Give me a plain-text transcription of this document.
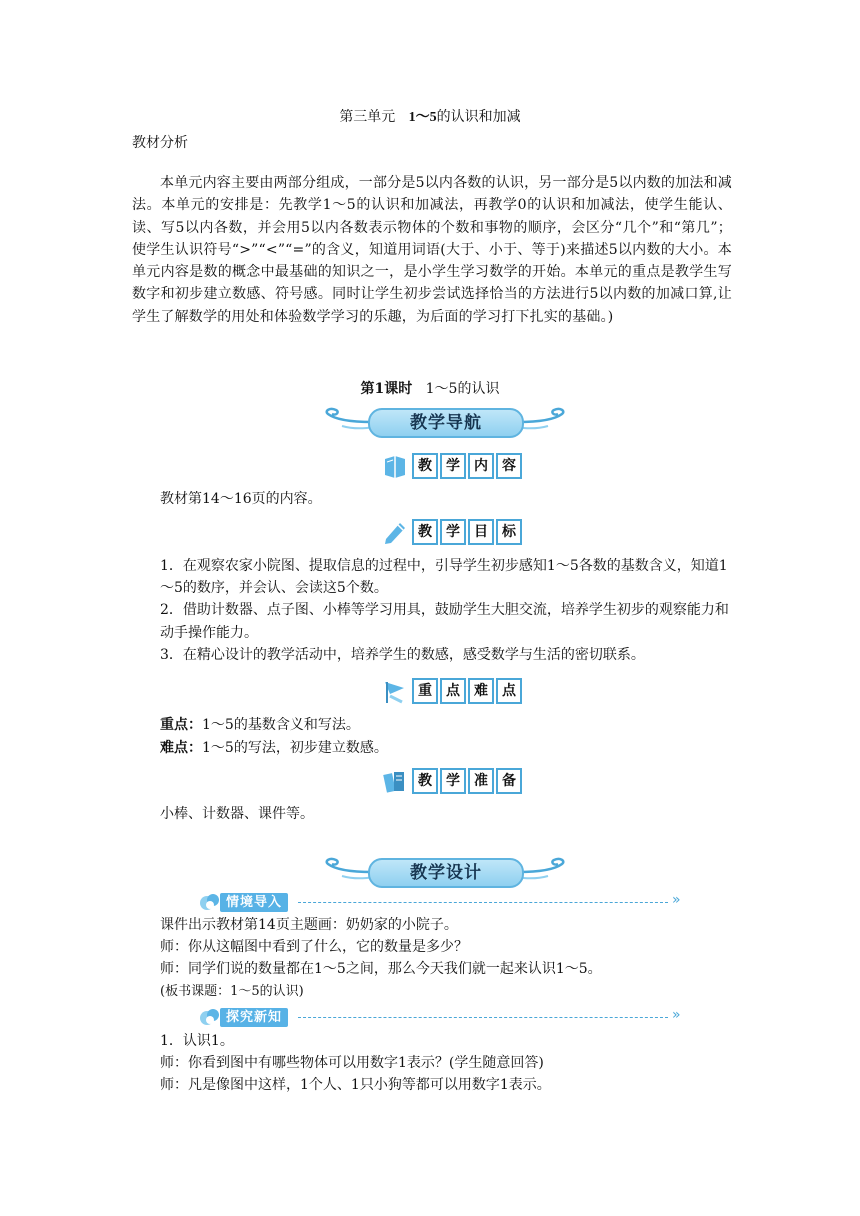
第三单元 1～5的认识和加减
教材分析
本单元内容主要由两部分组成，一部分是5以内各数的认识，另一部分是5以内数的加法和减法。本单元的安排是：先教学1～5的认识和加减法，再教学0的认识和加减法，使学生能认、读、写5以内各数，并会用5以内各数表示物体的个数和事物的顺序，会区分“几个”和“第几”；使学生认识符号“>”“<”“=”的含义，知道用词语(大于、小于、等于)来描述5以内数的大小。本单元内容是数的概念中最基础的知识之一，是小学生学习数学的开始。本单元的重点是教学生写数字和初步建立数感、符号感。同时让学生初步尝试选择恰当的方法进行5以内数的加减口算,让学生了解数学的用处和体验数学学习的乐趣，为后面的学习打下扎实的基础。)
第1课时 1～5的认识
教学导航
教	学	内	容
教材第14～16页的内容。
教	学	目	标

1．在观察农家小院图、提取信息的过程中，引导学生初步感知1～5各数的基数含义，知道1～5的数序，并会认、会读这5个数。

2．借助计数器、点子图、小棒等学习用具，鼓励学生大胆交流，培养学生初步的观察能力和动手操作能力。

3．在精心设计的教学活动中，培养学生的数感，感受数学与生活的密切联系。

重	点	难	点
重点：1～5的基数含义和写法。
难点：1～5的写法，初步建立数感。
教	学	准	备
小棒、计数器、课件等。
教学设计
情境导入	»

课件出示教材第14页主题画：奶奶家的小院子。

师：你从这幅图中看到了什么，它的数量是多少？

师：同学们说的数量都在1～5之间，那么今天我们就一起来认识1～5。

(板书课题：1～5的认识)

探究新知	»

1．认识1。

师：你看到图中有哪些物体可以用数字1表示？(学生随意回答)

师：凡是像图中这样，1个人、1只小狗等都可以用数字1表示。
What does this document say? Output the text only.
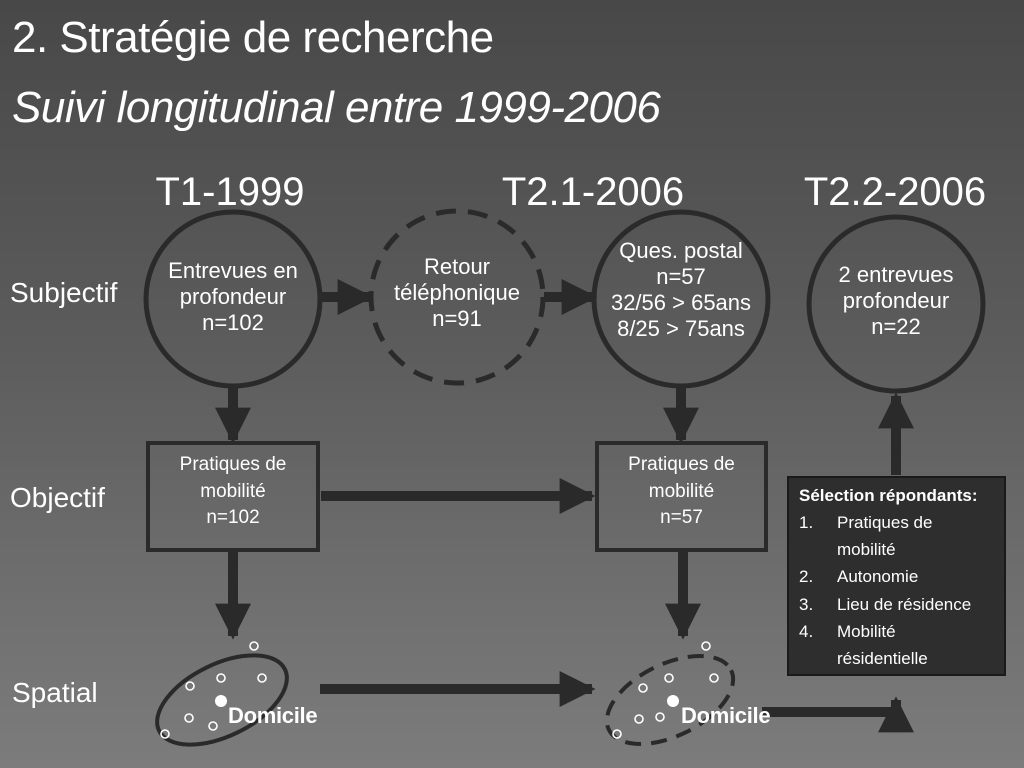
2. Stratégie de recherche
Suivi longitudinal entre 1999-2006
T1-1999	T2.1-2006	T2.2-2006
Subjectif
Objectif
Spatial
Entrevues en
profondeur
n=102
Retour
téléphonique
n=91
Ques. postal
n=57
32/56 > 65ans
8/25 > 75ans
2 entrevues
profondeur
n=22
Pratiques de
mobilité
n=102
Pratiques de
mobilité
n=57
Domicile	Domicile
Sélection répondants:
1. Pratiques de
mobilité
2. Autonomie
3. Lieu de résidence
4. Mobilité
résidentielle
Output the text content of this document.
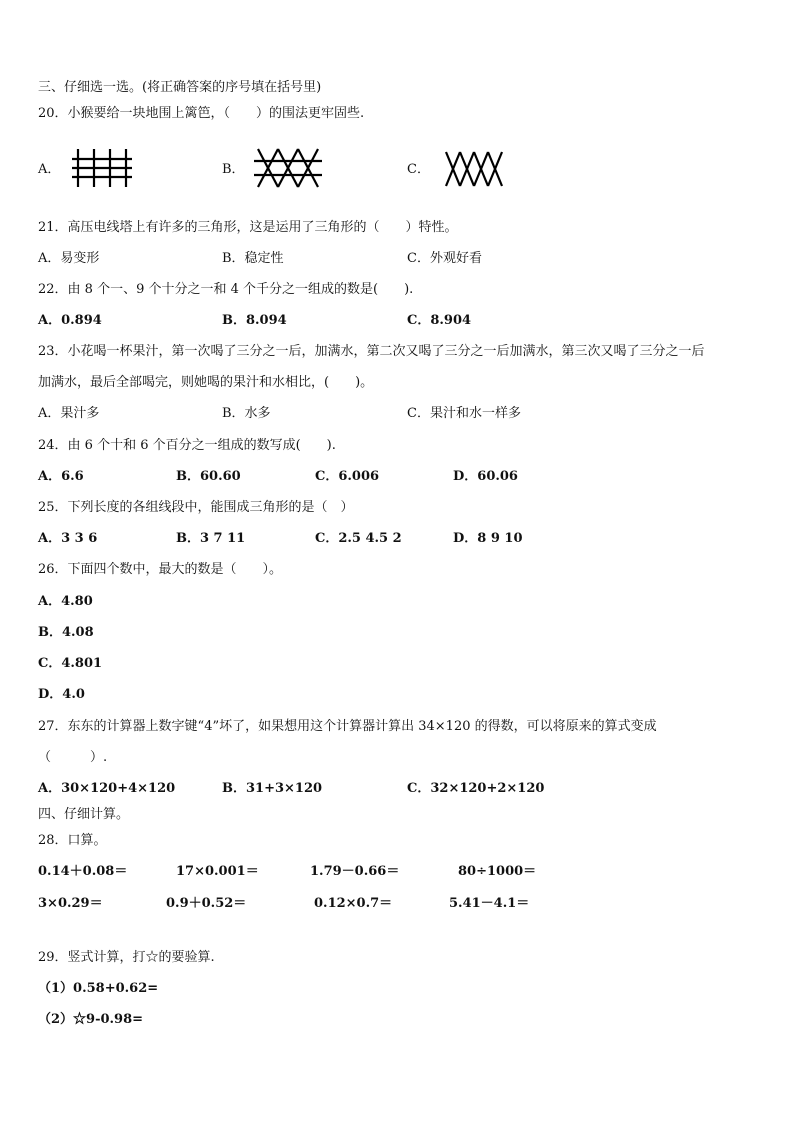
三、仔细选一选。(将正确答案的序号填在括号里)
20．小猴要给一块地围上篱笆，（　　）的围法更牢固些.
A．	B．	C．
21．高压电线塔上有许多的三角形，这是运用了三角形的（　　）特性。
A．易变形	B．稳定性	C．外观好看
22．由 8 个一、9 个十分之一和 4 个千分之一组成的数是(　　).
A．0.894	B．8.094	C．8.904
23．小花喝一杯果汁，第一次喝了三分之一后，加满水，第二次又喝了三分之一后加满水，第三次又喝了三分之一后
加满水，最后全部喝完，则她喝的果汁和水相比，(　　)。
A．果汁多	B．水多	C．果汁和水一样多
24．由 6 个十和 6 个百分之一组成的数写成(　　).
A．6.6	B．60.60	C．6.006	D．60.06
25．下列长度的各组线段中，能围成三角形的是（　）
A．3 3 6	B．3 7 11	C．2.5 4.5 2	D．8 9 10
26．下面四个数中，最大的数是（　　）。
A．4.80
B．4.08
C．4.801
D．4.0
27．东东的计算器上数字键“4”坏了，如果想用这个计算器计算出 34×120 的得数，可以将原来的算式变成
（　　　）.
A．30×120+4×120	B．31+3×120	C．32×120+2×120
四、仔细计算。
28．口算。
0.14＋0.08＝	17×0.001＝	1.79－0.66＝	80÷1000＝
3×0.29＝	0.9＋0.52＝	0.12×0.7＝	5.41－4.1＝
29．竖式计算，打☆的要验算.
（1）0.58+0.62=
（2）☆9-0.98=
============================================================
▸ **INSTRUCTIONS TO FOLLOW**
Repeat all of the records verbatim, leaving out the pictures.

▸ **TASK SOLUTION**
Give me a plain-text transcription of this document.
第三单元 1～5的认识和加减
教材分析
本单元内容主要由两部分组成，一部分是5以内各数的认识，另一部分是5以内数的加法和减法。本单元的安排是：先教学1～5的认识和加减法，再教学0的认识和加减法，使学生能认、读、写5以内各数，并会用5以内各数表示物体的个数和事物的顺序，会区分“几个”和“第几”；使学生认识符号“>”“<”“=”的含义，知道用词语(大于、小于、等于)来描述5以内数的大小。本单元内容是数的概念中最基础的知识之一，是小学生学习数学的开始。本单元的重点是教学生写数字和初步建立数感、符号感。同时让学生初步尝试选择恰当的方法进行5以内数的加减口算,让学生了解数学的用处和体验数学学习的乐趣，为后面的学习打下扎实的基础。)
第1课时 1～5的认识
教学导航
教	学	内	容
教材第14～16页的内容。
教	学	目	标

1．在观察农家小院图、提取信息的过程中，引导学生初步感知1～5各数的基数含义，知道1～5的数序，并会认、会读这5个数。

2．借助计数器、点子图、小棒等学习用具，鼓励学生大胆交流，培养学生初步的观察能力和动手操作能力。

3．在精心设计的教学活动中，培养学生的数感，感受数学与生活的密切联系。

重	点	难	点
重点：1～5的基数含义和写法。
难点：1～5的写法，初步建立数感。
教	学	准	备
小棒、计数器、课件等。
教学设计
情境导入	»

课件出示教材第14页主题画：奶奶家的小院子。

师：你从这幅图中看到了什么，它的数量是多少？

师：同学们说的数量都在1～5之间，那么今天我们就一起来认识1～5。

(板书课题：1～5的认识)

探究新知	»

1．认识1。

师：你看到图中有哪些物体可以用数字1表示？(学生随意回答)

师：凡是像图中这样，1个人、1只小狗等都可以用数字1表示。
What does this document say? Output the text only.
2. Stratégie de recherche
Suivi longitudinal entre 1999-2006
T1-1999	T2.1-2006	T2.2-2006
Subjectif
Objectif
Spatial
Entrevues en
profondeur
n=102
Retour
téléphonique
n=91
Ques. postal
n=57
32/56 > 65ans
8/25 > 75ans
2 entrevues
profondeur
n=22
Pratiques de
mobilité
n=102
Pratiques de
mobilité
n=57
Domicile	Domicile
Sélection répondants:
1. Pratiques de
mobilité
2. Autonomie
3. Lieu de résidence
4. Mobilité
résidentielle
Output the text content of this document.
三、仔细选一选。(将正确答案的序号填在括号里)
20．小猴要给一块地围上篱笆，（　　）的围法更牢固些.
A．	B．	C．
21．高压电线塔上有许多的三角形，这是运用了三角形的（　　）特性。
A．易变形	B．稳定性	C．外观好看
22．由 8 个一、9 个十分之一和 4 个千分之一组成的数是(　　).
A．0.894	B．8.094	C．8.904
23．小花喝一杯果汁，第一次喝了三分之一后，加满水，第二次又喝了三分之一后加满水，第三次又喝了三分之一后
加满水，最后全部喝完，则她喝的果汁和水相比，(　　)。
A．果汁多	B．水多	C．果汁和水一样多
24．由 6 个十和 6 个百分之一组成的数写成(　　).
A．6.6	B．60.60	C．6.006	D．60.06
25．下列长度的各组线段中，能围成三角形的是（　）
A．3 3 6	B．3 7 11	C．2.5 4.5 2	D．8 9 10
26．下面四个数中，最大的数是（　　）。
A．4.80
B．4.08
C．4.801
D．4.0
27．东东的计算器上数字键“4”坏了，如果想用这个计算器计算出 34×120 的得数，可以将原来的算式变成
（　　　）.
A．30×120+4×120	B．31+3×120	C．32×120+2×120
四、仔细计算。
28．口算。
0.14＋0.08＝	17×0.001＝	1.79－0.66＝	80÷1000＝
3×0.29＝	0.9＋0.52＝	0.12×0.7＝	5.41－4.1＝
29．竖式计算，打☆的要验算.
（1）0.58+0.62=
（2）☆9-0.98=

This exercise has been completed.